* PARTS OF THE EXERCISE:
1. Answer these questions from the article on homeworking emissions:
(a) What is Dominic Walkling's role at RSK?
(b) How many miles of petrol-car driving equal the daily carbon cost of a homeworker in Cyprus?
(c) What two things can a company choose about an office building?
2. Reproduce the article on homeworking emissions between "It’s actually a" and "much it varies.", inclusive, word for word.

═══ STUDY TEXT

The carbon footprint at home

Dominic Walkling, carbon footprint lead at environmental consultancy RSK on why WFH isn’t always the greener choice.

Last week’s heralded return to the office notwithstanding, the majority of businesses remain committed to the homeworking or hybrid model. During the pandemic, many of companies’ fears about homeworking have been allayed and they’ve seen many benefits, including progress towards the crucial goal of corporate emissions reductions. Carbon reporting is increasingly an essential business tool for all, not just those for whom it’s mandatory. As homeworking is now far more commonplace, homeworking emissions should arguably be included in every company’s carbon reports.

On the face of it, it seems obvious that homeworking is greener. It greatly reduces emissions from travel related to commuting. The thinking goes that businesses could make progress towards net zero by embracing homeworking and providing incentives to homeworkers staff to ‘go green’. Staff could be encouraged to switch to renewable electricity, to put on a jumper and hug the dog rather than turning on the heating.

Unfortunately, that’s not how carbon reporting of homeworking works yet. It can’t be that granular and it is difficult to incentivise in this way. We’re not going to be able to look at the carbon footprints of individual homeworkers, asking them who their energy supplier is and whether they actually work at home or go to Starbucks, and then concluding that Samir is greener than Becky.

It’s actually a challenge to work out whether Samir and Becky were homeworking at all.

Because companies didn’t know Covid was coming, very few had measures in place to record homeworking. Many have not kept records of how many staff were working from home and for how many days. Carbon accountants are having to look at how busy offices were and then make a best estimate.

Right now we’re about to start calculating the carbon footprint of 20-21, the year when homeworking swept the world. Like many carbon accountants, our team has spent the past year working out how we’re actually going to report it. We’ve done this by developing benchmarks that show the average carbon cost on a homeworker in different countries. What’s striking is how much it varies.

The daily carbon cost of a homeworker is higher in Cyprus, about the equivalent of driving a petrol car for 6.4 miles, and far lower in Norway, the equivalent of driving 2.9 miles. This is because Cyprus gets most of its electricity from fossil fuels, as do India, China and Poland. Norway, however, gets nearly all its energy from renewables.

We won’t be alone in using the fixed figures of the average daily carbon footprint of an average homeworker. This footprint of the average homeworker is likely to become recognised standard for carbon reporting. Sadly, the data scarcely exists to account for whether an individual homeworker has the heating on. The only variable in the homeworker footprint is the country the homeworker is in, whether heating or air conditioning would normally be used in that country, and where that country’s energy comes from.

When they’re faced with the cold, hard books, some companies may find that homeworking actually added to their carbon footprint in 20-21, for example if they’ve had to keep office buildings running throughout or if they took little business travel before the pandemic.

Some companies may even conclude the greenest option is to bring all workers into the office and to focus on making that office building as green as possible. Unlike the carbon cost of a homeworker, the carbon footprint of an office is controllable. You choose the energy source, and you can choose a location that staff don’t need to drive to.

Other companies may choose to employ homeworkers in countries where their average carbon cost is lower. That will mean that using cheaper homeworkers in countries with fossil fuel dependant electricity grids won’t necessarily be an attractive option. It may have a lower financial cost, but it could devastate your carbon bottom line.

As the corporate world makes the essential shift from to thinking about turnover to thinking about emissions, homeworking has the potential to deliver savings, but maybe not as much as we expect.

══════
═══ DATASET CONTENT

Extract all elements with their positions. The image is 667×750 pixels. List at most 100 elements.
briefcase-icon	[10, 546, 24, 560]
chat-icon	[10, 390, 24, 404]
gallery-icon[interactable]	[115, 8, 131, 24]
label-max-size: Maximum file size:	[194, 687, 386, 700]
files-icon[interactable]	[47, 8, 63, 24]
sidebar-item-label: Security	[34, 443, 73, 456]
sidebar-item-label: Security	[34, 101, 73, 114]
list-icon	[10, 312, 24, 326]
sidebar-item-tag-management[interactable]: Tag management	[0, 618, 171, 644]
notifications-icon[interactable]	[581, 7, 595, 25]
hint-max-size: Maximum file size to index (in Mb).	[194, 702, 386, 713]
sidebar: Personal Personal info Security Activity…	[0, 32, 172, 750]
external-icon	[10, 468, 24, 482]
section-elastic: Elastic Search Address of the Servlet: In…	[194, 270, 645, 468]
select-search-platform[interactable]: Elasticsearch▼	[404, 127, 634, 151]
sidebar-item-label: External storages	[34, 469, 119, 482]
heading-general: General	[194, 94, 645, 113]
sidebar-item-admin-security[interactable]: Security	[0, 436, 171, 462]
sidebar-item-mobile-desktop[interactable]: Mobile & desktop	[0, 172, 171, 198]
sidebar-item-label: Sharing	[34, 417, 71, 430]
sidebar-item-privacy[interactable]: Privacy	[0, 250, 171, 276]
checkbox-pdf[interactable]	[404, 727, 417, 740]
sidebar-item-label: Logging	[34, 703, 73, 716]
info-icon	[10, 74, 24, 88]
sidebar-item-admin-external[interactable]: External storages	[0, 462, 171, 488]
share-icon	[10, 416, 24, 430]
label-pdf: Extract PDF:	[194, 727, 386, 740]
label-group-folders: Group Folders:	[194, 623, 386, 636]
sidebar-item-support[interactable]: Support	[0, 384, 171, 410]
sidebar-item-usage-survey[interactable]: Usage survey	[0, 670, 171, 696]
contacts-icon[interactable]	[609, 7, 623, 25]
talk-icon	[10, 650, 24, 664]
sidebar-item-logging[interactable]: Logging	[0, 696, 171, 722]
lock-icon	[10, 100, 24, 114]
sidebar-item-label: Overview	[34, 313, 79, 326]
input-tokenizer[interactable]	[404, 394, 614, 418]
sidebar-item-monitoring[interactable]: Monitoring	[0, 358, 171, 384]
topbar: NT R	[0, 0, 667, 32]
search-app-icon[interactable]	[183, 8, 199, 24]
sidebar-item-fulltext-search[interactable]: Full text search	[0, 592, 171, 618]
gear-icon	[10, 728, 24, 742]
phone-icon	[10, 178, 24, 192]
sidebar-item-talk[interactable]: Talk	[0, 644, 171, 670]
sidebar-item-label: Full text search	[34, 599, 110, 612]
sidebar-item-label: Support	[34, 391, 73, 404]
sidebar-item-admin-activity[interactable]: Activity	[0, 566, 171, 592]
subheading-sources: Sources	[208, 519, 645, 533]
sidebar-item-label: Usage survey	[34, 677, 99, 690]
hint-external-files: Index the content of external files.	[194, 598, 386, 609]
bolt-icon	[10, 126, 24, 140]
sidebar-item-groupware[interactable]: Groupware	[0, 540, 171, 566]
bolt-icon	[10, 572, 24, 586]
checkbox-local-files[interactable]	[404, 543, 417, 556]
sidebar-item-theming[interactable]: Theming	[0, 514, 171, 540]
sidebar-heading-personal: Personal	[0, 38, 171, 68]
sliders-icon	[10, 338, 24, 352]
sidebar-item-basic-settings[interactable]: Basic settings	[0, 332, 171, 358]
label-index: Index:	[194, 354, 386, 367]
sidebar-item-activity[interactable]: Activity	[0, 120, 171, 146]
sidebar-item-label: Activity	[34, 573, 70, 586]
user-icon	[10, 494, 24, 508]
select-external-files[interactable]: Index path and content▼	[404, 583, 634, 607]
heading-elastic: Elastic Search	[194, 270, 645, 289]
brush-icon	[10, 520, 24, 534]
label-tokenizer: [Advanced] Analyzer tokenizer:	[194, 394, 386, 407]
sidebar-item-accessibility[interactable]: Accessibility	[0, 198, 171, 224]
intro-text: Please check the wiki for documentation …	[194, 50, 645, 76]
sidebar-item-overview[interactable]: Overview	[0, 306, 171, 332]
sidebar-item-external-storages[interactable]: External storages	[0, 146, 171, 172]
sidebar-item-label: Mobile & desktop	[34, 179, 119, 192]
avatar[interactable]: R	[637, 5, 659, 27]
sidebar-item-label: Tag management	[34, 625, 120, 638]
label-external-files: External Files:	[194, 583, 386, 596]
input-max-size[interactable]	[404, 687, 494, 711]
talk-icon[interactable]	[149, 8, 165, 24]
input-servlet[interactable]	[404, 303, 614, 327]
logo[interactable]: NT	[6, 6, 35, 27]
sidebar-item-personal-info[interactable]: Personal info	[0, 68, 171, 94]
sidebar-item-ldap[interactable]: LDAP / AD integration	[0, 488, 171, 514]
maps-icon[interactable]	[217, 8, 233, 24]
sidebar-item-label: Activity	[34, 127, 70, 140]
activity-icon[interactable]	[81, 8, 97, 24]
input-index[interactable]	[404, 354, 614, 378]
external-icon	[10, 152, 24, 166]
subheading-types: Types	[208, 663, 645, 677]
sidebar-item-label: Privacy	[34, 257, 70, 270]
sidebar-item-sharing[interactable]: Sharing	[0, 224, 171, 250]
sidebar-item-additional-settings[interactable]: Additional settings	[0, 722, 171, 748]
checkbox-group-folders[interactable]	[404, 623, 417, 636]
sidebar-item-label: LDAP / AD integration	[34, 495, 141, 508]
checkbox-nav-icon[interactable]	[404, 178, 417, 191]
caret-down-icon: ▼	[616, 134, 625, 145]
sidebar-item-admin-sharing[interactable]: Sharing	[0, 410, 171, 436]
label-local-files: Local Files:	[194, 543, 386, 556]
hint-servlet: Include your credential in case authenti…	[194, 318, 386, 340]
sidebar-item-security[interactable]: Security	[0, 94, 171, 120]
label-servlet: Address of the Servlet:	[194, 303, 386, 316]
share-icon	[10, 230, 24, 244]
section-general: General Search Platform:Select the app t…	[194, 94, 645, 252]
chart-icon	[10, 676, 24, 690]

══════

* ANSWERS TO EACH TASK:
1.
(a) He is the carbon footprint lead.
(b) About 6.4 miles.
(c) Its energy source and a location that staff don't need to drive to.

2.
It’s actually a challenge to work out whether Samir and Becky were homeworking at all.

Because companies didn’t know Covid was coming, very few had measures in place to record homeworking. Many have not kept records of how many staff were working from home and for how many days. Carbon accountants are having to look at how busy offices were and then make a best estimate.

Right now we’re about to start calculating the carbon footprint of 20-21, the year when homeworking swept the world. Like many carbon accountants, our team has spent the past year working out how we’re actually going to report it. We’ve done this by developing benchmarks that show the average carbon cost on a homeworker in different countries. What’s striking is how much it varies.